+++ Raw data

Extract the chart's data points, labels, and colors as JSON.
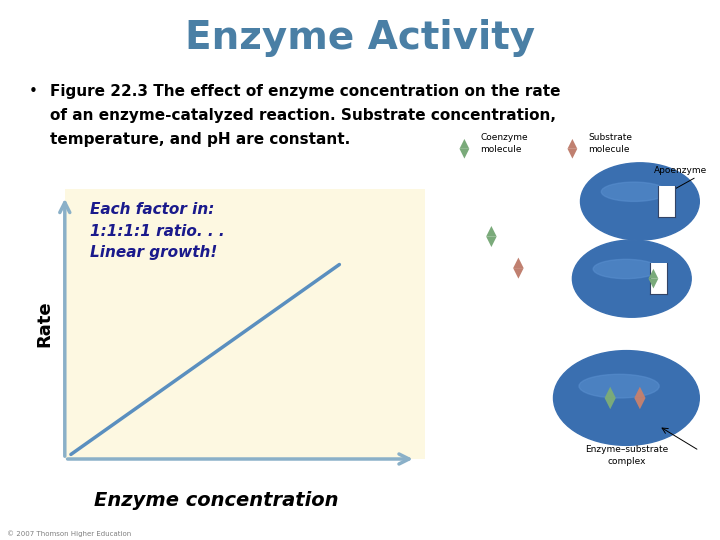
{
  "title": "Enzyme Activity",
  "title_color": "#4a7fa5",
  "title_fontsize": 28,
  "bullet_text_line1": "Figure 22.3 The effect of enzyme concentration on the rate",
  "bullet_text_line2": "of an enzyme-catalyzed reaction. Substrate concentration,",
  "bullet_text_line3": "temperature, and pH are constant.",
  "bullet_fontsize": 11,
  "annotation_text": "Each factor in:\n1:1:1:1 ratio. . .\nLinear growth!",
  "annotation_fontsize": 11,
  "annotation_color": "#1a1a8c",
  "rate_label": "Rate",
  "xlabel": "Enzyme concentration",
  "xlabel_fontsize": 14,
  "rate_fontsize": 13,
  "graph_bg": "#fdf8e1",
  "line_color": "#5a8fbf",
  "axis_color": "#8ab0c8",
  "copyright_text": "© 2007 Thomson Higher Education",
  "copyright_fontsize": 5,
  "bg_color": "#ffffff",
  "coenzyme_color": "#7aaa7a",
  "substrate_color": "#c08070",
  "enzyme_color": "#3a6fb0",
  "enzyme_highlight": "#5a90d0"
}
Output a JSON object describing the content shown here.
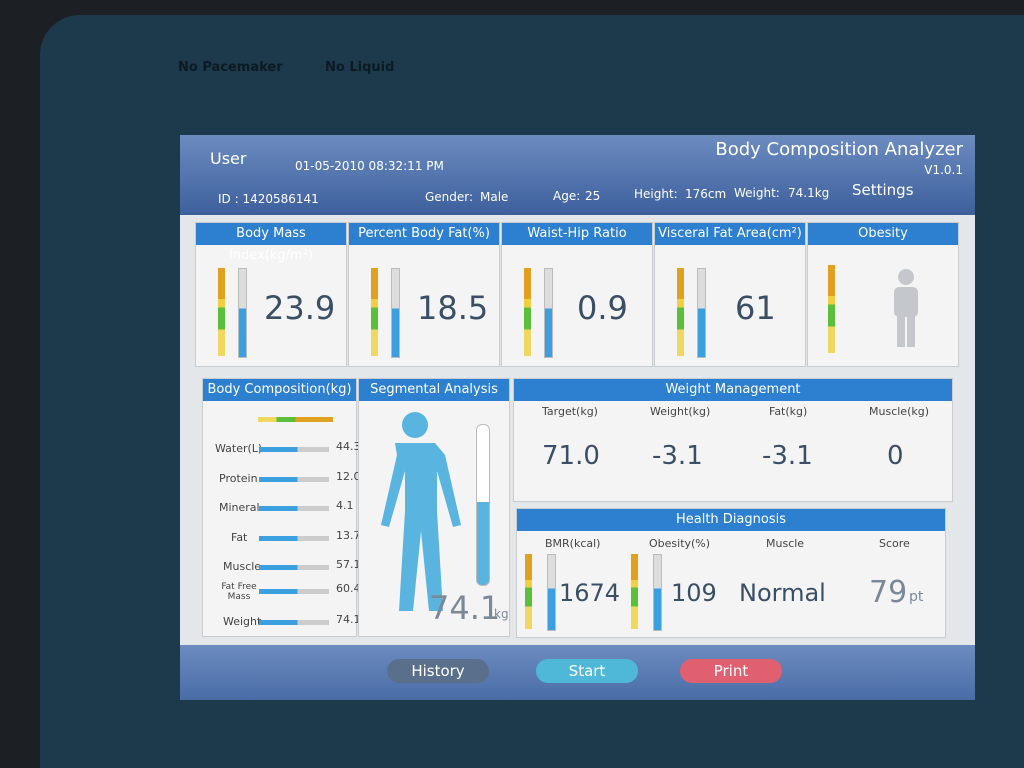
{
  "bezel": {
    "warnings": [
      "No Pacemaker",
      "No Liquid"
    ]
  },
  "header": {
    "user": "User",
    "datetime": "01-05-2010 08:32:11 PM",
    "title": "Body Composition Analyzer",
    "version": "V1.0.1",
    "id": "ID : 1420586141",
    "gender_label": "Gender:",
    "gender": "Male",
    "age_label": "Age:",
    "age": "25",
    "height_label": "Height:",
    "height": "176cm",
    "weight_label": "Weight:",
    "weight": "74.1kg",
    "settings": "Settings"
  },
  "metrics": [
    {
      "title": "Body Mass Index(kg/m²)",
      "value": "23.9"
    },
    {
      "title": "Percent Body Fat(%)",
      "value": "18.5"
    },
    {
      "title": "Waist-Hip Ratio",
      "value": "0.9"
    },
    {
      "title": "Visceral Fat Area(cm²)",
      "value": "61"
    },
    {
      "title": "Obesity"
    }
  ],
  "body_composition": {
    "title": "Body Composition(kg)",
    "rows": [
      {
        "label": "Water(L)",
        "value": "44.3"
      },
      {
        "label": "Protein",
        "value": "12.0"
      },
      {
        "label": "Mineral",
        "value": "4.1"
      },
      {
        "label": "Fat",
        "value": "13.7"
      },
      {
        "label": "Muscle",
        "value": "57.1"
      },
      {
        "label": "Fat Free Mass",
        "value": "60.4"
      },
      {
        "label": "Weight",
        "value": "74.1"
      }
    ]
  },
  "segmental": {
    "title": "Segmental Analysis",
    "value": "74.1",
    "unit": "kg"
  },
  "weight_management": {
    "title": "Weight Management",
    "columns": [
      {
        "label": "Target(kg)",
        "value": "71.0"
      },
      {
        "label": "Weight(kg)",
        "value": "-3.1"
      },
      {
        "label": "Fat(kg)",
        "value": "-3.1"
      },
      {
        "label": "Muscle(kg)",
        "value": "0"
      }
    ]
  },
  "health_diagnosis": {
    "title": "Health Diagnosis",
    "columns": [
      {
        "label": "BMR(kcal)",
        "value": "1674"
      },
      {
        "label": "Obesity(%)",
        "value": "109"
      },
      {
        "label": "Muscle",
        "value": "Normal"
      },
      {
        "label": "Score",
        "value": "79",
        "unit": "pt"
      }
    ]
  },
  "buttons": [
    "History",
    "Start",
    "Print"
  ]
}
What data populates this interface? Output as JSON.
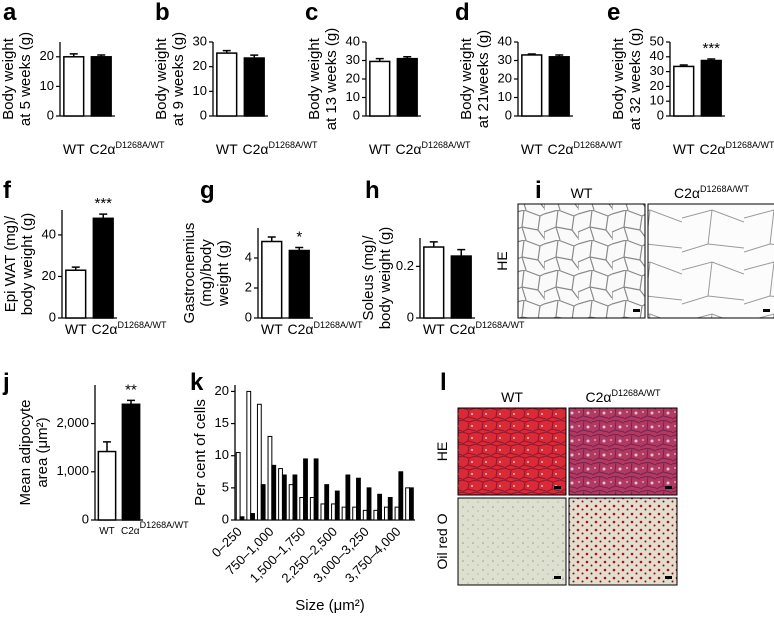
{
  "chart_data": [
    {
      "panel": "a",
      "type": "bar",
      "y_label": [
        "Body weight",
        "at 5 weeks (g)"
      ],
      "categories": [
        "WT",
        "C2α"
      ],
      "category_sup": [
        null,
        "D1268A/WT"
      ],
      "values": [
        20,
        20
      ],
      "errors": [
        1,
        0.6
      ],
      "colors": [
        "#ffffff",
        "#000000"
      ],
      "ylim": [
        0,
        25
      ],
      "yticks": [
        0,
        10,
        20
      ]
    },
    {
      "panel": "b",
      "type": "bar",
      "y_label": [
        "Body weight",
        "at 9 weeks (g)"
      ],
      "categories": [
        "WT",
        "C2α"
      ],
      "category_sup": [
        null,
        "D1268A/WT"
      ],
      "values": [
        25.5,
        23.5
      ],
      "errors": [
        1,
        1.2
      ],
      "colors": [
        "#ffffff",
        "#000000"
      ],
      "ylim": [
        0,
        30
      ],
      "yticks": [
        0,
        10,
        20,
        30
      ]
    },
    {
      "panel": "c",
      "type": "bar",
      "y_label": [
        "Body weight",
        "at 13 weeks (g)"
      ],
      "categories": [
        "WT",
        "C2α"
      ],
      "category_sup": [
        null,
        "D1268A/WT"
      ],
      "values": [
        29.5,
        31
      ],
      "errors": [
        1.5,
        1
      ],
      "colors": [
        "#ffffff",
        "#000000"
      ],
      "ylim": [
        0,
        40
      ],
      "yticks": [
        0,
        10,
        20,
        30,
        40
      ]
    },
    {
      "panel": "d",
      "type": "bar",
      "y_label": [
        "Body weight",
        "at 21weeks (g)"
      ],
      "categories": [
        "WT",
        "C2α"
      ],
      "category_sup": [
        null,
        "D1268A/WT"
      ],
      "values": [
        33,
        32
      ],
      "errors": [
        0.5,
        1
      ],
      "colors": [
        "#ffffff",
        "#000000"
      ],
      "ylim": [
        0,
        40
      ],
      "yticks": [
        0,
        10,
        20,
        30,
        40
      ]
    },
    {
      "panel": "e",
      "type": "bar",
      "y_label": [
        "Body weight",
        "at 32 weeks (g)"
      ],
      "categories": [
        "WT",
        "C2α"
      ],
      "category_sup": [
        null,
        "D1268A/WT"
      ],
      "values": [
        33.5,
        37.5
      ],
      "errors": [
        1,
        1
      ],
      "colors": [
        "#ffffff",
        "#000000"
      ],
      "significance": [
        null,
        "***"
      ],
      "ylim": [
        0,
        50
      ],
      "yticks": [
        0,
        10,
        20,
        30,
        40,
        50
      ]
    },
    {
      "panel": "f",
      "type": "bar",
      "y_label": [
        "Epi WAT (mg)/",
        "body weight (g)"
      ],
      "categories": [
        "WT",
        "C2α"
      ],
      "category_sup": [
        null,
        "D1268A/WT"
      ],
      "values": [
        23,
        48
      ],
      "errors": [
        1.5,
        2
      ],
      "colors": [
        "#ffffff",
        "#000000"
      ],
      "significance": [
        null,
        "***"
      ],
      "ylim": [
        0,
        52
      ],
      "yticks": [
        0,
        20,
        40
      ]
    },
    {
      "panel": "g",
      "type": "bar",
      "y_label": [
        "Gastrocnemius",
        "(mg)/body",
        "weight (g)"
      ],
      "categories": [
        "WT",
        "C2α"
      ],
      "category_sup": [
        null,
        "D1268A/WT"
      ],
      "values": [
        5.1,
        4.5
      ],
      "errors": [
        0.3,
        0.2
      ],
      "colors": [
        "#ffffff",
        "#000000"
      ],
      "significance": [
        null,
        "*"
      ],
      "ylim": [
        0,
        6
      ],
      "yticks": [
        0,
        2,
        4
      ]
    },
    {
      "panel": "h",
      "type": "bar",
      "y_label": [
        "Soleus (mg)/",
        "body weight (g)"
      ],
      "categories": [
        "WT",
        "C2α"
      ],
      "category_sup": [
        null,
        "D1268A/WT"
      ],
      "values": [
        0.275,
        0.24
      ],
      "errors": [
        0.02,
        0.025
      ],
      "colors": [
        "#ffffff",
        "#000000"
      ],
      "ylim": [
        0,
        0.31
      ],
      "yticks": [
        0,
        0.2
      ]
    },
    {
      "panel": "j",
      "type": "bar",
      "y_label": [
        "Mean adipocyte",
        "area (μm²)"
      ],
      "categories": [
        "WT",
        "C2α"
      ],
      "category_sup": [
        null,
        "D1268A/WT"
      ],
      "values": [
        1420,
        2400
      ],
      "errors": [
        200,
        80
      ],
      "colors": [
        "#ffffff",
        "#000000"
      ],
      "significance": [
        null,
        "**"
      ],
      "ylim": [
        0,
        2800
      ],
      "yticks": [
        0,
        {
          "value": 1000,
          "label": "1,000"
        },
        {
          "value": 2000,
          "label": "2,000"
        }
      ]
    },
    {
      "panel": "k",
      "type": "grouped_bar",
      "y_label": [
        "Per cent of cells"
      ],
      "x_label": "Size (μm²)",
      "categories": [
        "0–250",
        null,
        null,
        "750–1,000",
        null,
        null,
        "1,500–1,750",
        null,
        null,
        "2,250–2,500",
        null,
        null,
        "3,000–3,250",
        null,
        null,
        "3,750–4,000",
        null
      ],
      "series": [
        {
          "color": "#ffffff",
          "values": [
            10.5,
            20,
            18,
            13,
            8,
            5.5,
            3.5,
            3.5,
            2.5,
            2.5,
            2,
            2,
            1.5,
            1.5,
            2,
            2,
            5
          ]
        },
        {
          "color": "#000000",
          "values": [
            0.5,
            1,
            5.5,
            8.5,
            7,
            7,
            9.5,
            9.5,
            5.5,
            4.5,
            7,
            6.5,
            5,
            4,
            3.5,
            7.5,
            5
          ]
        }
      ],
      "ylim": [
        0,
        21
      ],
      "yticks": [
        0,
        5,
        10,
        15,
        20
      ]
    }
  ],
  "micrographs": [
    {
      "panel": "i",
      "columns": [
        {
          "text": "WT"
        },
        {
          "text": "C2α",
          "sup": "D1268A/WT"
        }
      ],
      "rows": [
        "HE"
      ]
    },
    {
      "panel": "l",
      "columns": [
        {
          "text": "WT"
        },
        {
          "text": "C2α",
          "sup": "D1268A/WT"
        }
      ],
      "rows": [
        "HE",
        "Oil red O"
      ]
    }
  ]
}
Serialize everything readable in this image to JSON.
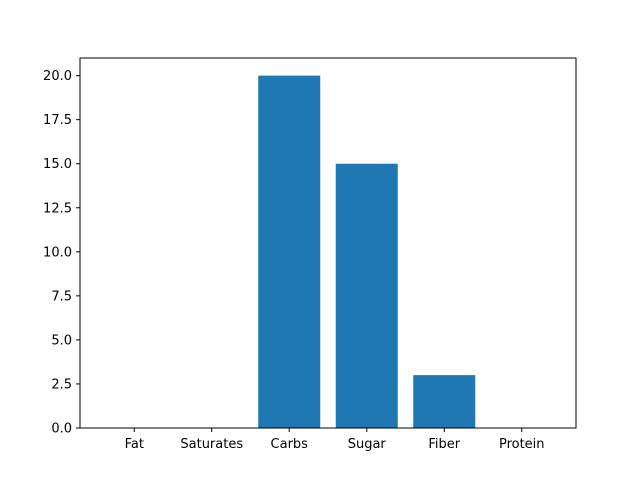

++++++

**Work request**
The answer must be every line of the listing that holds the word "concentration".

**Answer space**
  "bullet_text_line1": "Figure 22.3 The effect of enzyme concentration on the rate",
  "bullet_text_line2": "of an enzyme-catalyzed reaction. Substrate concentration,",
  "xlabel": "Enzyme concentration",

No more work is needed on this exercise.